*TASK GOAL*
Set down the material below in full, matching it exactly.

* start DATASET RECORDS *

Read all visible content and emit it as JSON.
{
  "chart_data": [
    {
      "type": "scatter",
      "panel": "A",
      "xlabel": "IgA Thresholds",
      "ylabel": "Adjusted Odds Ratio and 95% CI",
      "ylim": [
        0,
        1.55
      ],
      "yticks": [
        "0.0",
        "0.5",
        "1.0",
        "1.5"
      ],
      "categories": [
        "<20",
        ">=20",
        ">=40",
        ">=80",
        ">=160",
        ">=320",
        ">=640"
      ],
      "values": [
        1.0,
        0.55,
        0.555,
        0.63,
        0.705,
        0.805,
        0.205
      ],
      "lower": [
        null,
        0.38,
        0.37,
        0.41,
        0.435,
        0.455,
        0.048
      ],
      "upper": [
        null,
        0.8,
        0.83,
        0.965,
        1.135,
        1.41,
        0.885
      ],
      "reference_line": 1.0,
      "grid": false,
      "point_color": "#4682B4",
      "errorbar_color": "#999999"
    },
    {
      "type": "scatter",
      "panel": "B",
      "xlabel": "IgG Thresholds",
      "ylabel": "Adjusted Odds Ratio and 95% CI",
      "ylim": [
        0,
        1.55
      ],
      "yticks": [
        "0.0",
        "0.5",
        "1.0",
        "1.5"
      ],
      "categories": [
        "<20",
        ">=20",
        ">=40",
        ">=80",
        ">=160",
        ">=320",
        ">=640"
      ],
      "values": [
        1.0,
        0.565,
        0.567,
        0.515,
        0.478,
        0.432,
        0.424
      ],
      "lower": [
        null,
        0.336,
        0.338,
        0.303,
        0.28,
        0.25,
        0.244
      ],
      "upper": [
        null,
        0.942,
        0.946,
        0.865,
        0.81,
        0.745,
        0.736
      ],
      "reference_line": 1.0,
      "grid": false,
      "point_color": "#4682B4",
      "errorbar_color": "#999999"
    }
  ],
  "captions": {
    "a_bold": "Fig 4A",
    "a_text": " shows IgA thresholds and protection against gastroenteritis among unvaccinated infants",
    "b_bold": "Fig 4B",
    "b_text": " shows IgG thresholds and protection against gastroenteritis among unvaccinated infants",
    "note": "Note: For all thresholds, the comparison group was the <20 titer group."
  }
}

* end DATASET RECORDS *

*CORRECT ANSWER*
Read all visible content and emit it as JSON.
{
  "chart_data": [
    {
      "type": "scatter",
      "panel": "A",
      "xlabel": "IgA Thresholds",
      "ylabel": "Adjusted Odds Ratio and 95% CI",
      "ylim": [
        0,
        1.55
      ],
      "yticks": [
        "0.0",
        "0.5",
        "1.0",
        "1.5"
      ],
      "categories": [
        "<20",
        ">=20",
        ">=40",
        ">=80",
        ">=160",
        ">=320",
        ">=640"
      ],
      "values": [
        1.0,
        0.55,
        0.555,
        0.63,
        0.705,
        0.805,
        0.205
      ],
      "lower": [
        null,
        0.38,
        0.37,
        0.41,
        0.435,
        0.455,
        0.048
      ],
      "upper": [
        null,
        0.8,
        0.83,
        0.965,
        1.135,
        1.41,
        0.885
      ],
      "reference_line": 1.0,
      "grid": false,
      "point_color": "#4682B4",
      "errorbar_color": "#999999"
    },
    {
      "type": "scatter",
      "panel": "B",
      "xlabel": "IgG Thresholds",
      "ylabel": "Adjusted Odds Ratio and 95% CI",
      "ylim": [
        0,
        1.55
      ],
      "yticks": [
        "0.0",
        "0.5",
        "1.0",
        "1.5"
      ],
      "categories": [
        "<20",
        ">=20",
        ">=40",
        ">=80",
        ">=160",
        ">=320",
        ">=640"
      ],
      "values": [
        1.0,
        0.565,
        0.567,
        0.515,
        0.478,
        0.432,
        0.424
      ],
      "lower": [
        null,
        0.336,
        0.338,
        0.303,
        0.28,
        0.25,
        0.244
      ],
      "upper": [
        null,
        0.942,
        0.946,
        0.865,
        0.81,
        0.745,
        0.736
      ],
      "reference_line": 1.0,
      "grid": false,
      "point_color": "#4682B4",
      "errorbar_color": "#999999"
    }
  ],
  "captions": {
    "a_bold": "Fig 4A",
    "a_text": " shows IgA thresholds and protection against gastroenteritis among unvaccinated infants",
    "b_bold": "Fig 4B",
    "b_text": " shows IgG thresholds and protection against gastroenteritis among unvaccinated infants",
    "note": "Note: For all thresholds, the comparison group was the <20 titer group."
  }
}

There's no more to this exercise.